● **DO THIS**
For each line of the data below that holds "regulador", copy the line.

──────── PROVIDED ENTRIES ────────

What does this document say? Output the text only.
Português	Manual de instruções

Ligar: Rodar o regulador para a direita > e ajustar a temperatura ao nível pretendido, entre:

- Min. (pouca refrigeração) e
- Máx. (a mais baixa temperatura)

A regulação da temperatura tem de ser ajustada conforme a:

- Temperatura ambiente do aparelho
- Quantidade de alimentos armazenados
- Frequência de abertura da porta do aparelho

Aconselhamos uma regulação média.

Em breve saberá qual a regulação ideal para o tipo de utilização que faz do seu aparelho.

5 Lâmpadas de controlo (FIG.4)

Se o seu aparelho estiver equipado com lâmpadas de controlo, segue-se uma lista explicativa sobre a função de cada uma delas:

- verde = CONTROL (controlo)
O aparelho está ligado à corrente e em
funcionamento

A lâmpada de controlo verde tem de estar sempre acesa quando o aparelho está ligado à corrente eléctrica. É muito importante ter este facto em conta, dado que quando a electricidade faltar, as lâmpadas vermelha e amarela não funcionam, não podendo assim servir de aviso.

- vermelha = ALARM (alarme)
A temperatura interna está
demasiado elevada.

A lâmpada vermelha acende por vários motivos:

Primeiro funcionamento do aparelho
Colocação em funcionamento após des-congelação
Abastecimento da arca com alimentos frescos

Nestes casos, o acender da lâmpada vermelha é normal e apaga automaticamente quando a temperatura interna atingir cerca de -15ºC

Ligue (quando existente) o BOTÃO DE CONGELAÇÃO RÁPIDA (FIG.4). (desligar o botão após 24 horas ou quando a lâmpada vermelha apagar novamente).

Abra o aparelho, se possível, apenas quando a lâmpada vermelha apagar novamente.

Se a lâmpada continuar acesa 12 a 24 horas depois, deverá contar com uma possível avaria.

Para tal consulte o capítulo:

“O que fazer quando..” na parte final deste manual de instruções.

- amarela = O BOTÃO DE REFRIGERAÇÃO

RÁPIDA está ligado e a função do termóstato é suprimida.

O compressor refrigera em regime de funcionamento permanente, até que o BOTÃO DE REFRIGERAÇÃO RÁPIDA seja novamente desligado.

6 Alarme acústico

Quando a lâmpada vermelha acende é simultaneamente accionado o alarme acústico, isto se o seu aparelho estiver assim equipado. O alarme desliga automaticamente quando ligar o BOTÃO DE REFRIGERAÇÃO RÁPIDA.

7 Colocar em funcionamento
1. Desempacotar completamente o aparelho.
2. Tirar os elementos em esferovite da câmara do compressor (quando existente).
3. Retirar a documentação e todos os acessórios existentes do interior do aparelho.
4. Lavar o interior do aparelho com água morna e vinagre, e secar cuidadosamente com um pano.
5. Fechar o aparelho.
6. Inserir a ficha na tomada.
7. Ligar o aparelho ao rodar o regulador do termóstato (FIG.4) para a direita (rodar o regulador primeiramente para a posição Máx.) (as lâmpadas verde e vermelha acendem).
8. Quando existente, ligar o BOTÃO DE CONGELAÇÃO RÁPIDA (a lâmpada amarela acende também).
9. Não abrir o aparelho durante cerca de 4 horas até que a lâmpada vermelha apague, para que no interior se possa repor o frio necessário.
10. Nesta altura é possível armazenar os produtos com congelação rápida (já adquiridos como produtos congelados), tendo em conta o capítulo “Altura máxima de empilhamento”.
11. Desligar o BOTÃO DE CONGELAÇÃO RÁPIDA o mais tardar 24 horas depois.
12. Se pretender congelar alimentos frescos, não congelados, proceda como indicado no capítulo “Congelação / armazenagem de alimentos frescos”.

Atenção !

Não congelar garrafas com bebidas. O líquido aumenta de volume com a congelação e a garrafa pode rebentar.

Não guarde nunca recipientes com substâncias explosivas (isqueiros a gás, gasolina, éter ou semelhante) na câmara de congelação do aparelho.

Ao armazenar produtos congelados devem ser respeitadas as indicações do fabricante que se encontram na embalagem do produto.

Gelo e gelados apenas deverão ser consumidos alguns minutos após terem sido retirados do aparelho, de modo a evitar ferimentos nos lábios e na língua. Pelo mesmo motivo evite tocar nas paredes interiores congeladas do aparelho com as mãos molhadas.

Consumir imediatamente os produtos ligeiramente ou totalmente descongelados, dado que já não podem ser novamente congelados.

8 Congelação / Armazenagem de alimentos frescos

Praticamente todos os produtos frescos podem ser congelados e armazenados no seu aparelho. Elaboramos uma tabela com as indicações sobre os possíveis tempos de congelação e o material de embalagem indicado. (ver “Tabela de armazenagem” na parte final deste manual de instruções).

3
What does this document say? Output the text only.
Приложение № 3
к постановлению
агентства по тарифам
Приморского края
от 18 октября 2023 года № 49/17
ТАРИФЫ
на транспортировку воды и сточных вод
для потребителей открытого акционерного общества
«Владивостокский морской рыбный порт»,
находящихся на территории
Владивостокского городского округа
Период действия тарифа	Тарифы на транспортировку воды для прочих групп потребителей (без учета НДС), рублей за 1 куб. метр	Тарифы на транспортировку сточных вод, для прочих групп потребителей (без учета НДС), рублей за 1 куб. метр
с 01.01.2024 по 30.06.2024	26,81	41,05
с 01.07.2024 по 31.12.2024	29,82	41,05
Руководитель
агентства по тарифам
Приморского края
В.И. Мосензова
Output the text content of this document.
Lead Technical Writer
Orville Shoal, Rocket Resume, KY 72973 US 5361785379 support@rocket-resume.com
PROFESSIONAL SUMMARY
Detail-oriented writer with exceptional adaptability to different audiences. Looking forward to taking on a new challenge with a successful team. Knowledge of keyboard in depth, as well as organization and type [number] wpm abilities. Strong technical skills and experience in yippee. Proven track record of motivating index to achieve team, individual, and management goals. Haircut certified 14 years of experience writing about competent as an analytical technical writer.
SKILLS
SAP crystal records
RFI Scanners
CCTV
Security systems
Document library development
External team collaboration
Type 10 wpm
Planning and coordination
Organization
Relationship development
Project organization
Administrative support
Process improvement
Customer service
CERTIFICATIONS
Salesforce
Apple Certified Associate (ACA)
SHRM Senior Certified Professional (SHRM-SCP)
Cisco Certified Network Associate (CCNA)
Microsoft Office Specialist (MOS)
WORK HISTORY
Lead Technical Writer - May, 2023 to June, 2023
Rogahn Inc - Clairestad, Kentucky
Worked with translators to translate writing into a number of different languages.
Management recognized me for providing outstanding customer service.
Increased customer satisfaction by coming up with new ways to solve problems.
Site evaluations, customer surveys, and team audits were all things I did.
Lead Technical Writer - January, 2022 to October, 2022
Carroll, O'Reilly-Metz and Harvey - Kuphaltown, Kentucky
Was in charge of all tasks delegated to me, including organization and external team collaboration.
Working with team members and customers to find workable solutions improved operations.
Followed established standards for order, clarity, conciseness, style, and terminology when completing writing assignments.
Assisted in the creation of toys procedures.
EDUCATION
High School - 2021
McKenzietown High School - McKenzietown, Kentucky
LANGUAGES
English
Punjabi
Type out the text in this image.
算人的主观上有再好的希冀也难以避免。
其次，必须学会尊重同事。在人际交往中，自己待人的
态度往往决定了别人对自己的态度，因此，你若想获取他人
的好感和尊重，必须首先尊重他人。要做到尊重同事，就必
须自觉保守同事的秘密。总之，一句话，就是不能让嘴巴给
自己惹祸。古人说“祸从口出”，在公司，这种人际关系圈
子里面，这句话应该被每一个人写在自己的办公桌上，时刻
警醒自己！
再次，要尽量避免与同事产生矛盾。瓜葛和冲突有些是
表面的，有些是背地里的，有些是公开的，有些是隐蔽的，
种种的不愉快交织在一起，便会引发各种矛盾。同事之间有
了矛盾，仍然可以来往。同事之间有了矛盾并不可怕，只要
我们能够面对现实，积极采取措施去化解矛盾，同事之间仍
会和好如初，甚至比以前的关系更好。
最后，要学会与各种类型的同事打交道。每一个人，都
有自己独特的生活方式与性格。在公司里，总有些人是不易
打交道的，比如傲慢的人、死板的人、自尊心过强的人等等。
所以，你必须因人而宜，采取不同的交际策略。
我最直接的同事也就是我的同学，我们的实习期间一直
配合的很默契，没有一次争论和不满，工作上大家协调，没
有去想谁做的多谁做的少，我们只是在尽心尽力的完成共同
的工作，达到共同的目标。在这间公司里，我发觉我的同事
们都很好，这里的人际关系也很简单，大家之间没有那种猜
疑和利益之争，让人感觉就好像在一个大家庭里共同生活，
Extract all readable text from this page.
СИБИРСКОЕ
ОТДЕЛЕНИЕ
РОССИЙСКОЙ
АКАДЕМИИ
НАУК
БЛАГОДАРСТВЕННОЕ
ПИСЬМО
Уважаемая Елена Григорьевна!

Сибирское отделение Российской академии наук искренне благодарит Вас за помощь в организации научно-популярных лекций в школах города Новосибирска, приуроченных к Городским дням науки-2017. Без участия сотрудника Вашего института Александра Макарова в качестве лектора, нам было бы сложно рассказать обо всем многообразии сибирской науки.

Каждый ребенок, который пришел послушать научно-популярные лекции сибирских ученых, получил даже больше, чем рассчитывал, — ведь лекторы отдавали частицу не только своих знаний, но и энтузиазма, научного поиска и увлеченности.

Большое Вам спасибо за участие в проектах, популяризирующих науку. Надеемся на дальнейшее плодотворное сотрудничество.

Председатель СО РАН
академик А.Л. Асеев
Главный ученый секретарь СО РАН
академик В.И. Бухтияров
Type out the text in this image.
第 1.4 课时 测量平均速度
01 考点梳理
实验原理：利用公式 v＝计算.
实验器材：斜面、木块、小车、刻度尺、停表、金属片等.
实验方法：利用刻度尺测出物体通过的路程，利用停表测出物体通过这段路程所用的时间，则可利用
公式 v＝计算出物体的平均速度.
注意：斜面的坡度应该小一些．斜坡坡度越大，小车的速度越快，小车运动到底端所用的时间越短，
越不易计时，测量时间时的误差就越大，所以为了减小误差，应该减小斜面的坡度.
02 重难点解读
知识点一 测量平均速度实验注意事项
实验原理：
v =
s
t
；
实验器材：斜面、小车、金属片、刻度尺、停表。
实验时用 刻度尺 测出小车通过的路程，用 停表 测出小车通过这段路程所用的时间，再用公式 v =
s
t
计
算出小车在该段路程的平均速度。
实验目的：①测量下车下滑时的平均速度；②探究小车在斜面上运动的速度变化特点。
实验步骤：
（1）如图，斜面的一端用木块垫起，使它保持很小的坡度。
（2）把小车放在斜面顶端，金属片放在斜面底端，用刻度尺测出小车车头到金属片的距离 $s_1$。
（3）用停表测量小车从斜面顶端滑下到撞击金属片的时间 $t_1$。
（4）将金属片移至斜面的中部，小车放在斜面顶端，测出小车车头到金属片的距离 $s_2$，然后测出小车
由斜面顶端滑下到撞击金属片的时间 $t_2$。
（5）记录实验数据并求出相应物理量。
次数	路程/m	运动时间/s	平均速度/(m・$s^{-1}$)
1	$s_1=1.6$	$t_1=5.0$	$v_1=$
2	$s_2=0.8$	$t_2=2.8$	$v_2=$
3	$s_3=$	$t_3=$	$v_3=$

────────

● **CORRECT OUTPUT**
Ligar: Rodar o regulador para a direita > e ajustar a temperatura ao nível pretendido, entre:
7. Ligar o aparelho ao rodar o regulador do termóstato (FIG.4) para a direita (rodar o regulador primeiramente para a posição Máx.) (as lâmpadas verde e vermelha acendem).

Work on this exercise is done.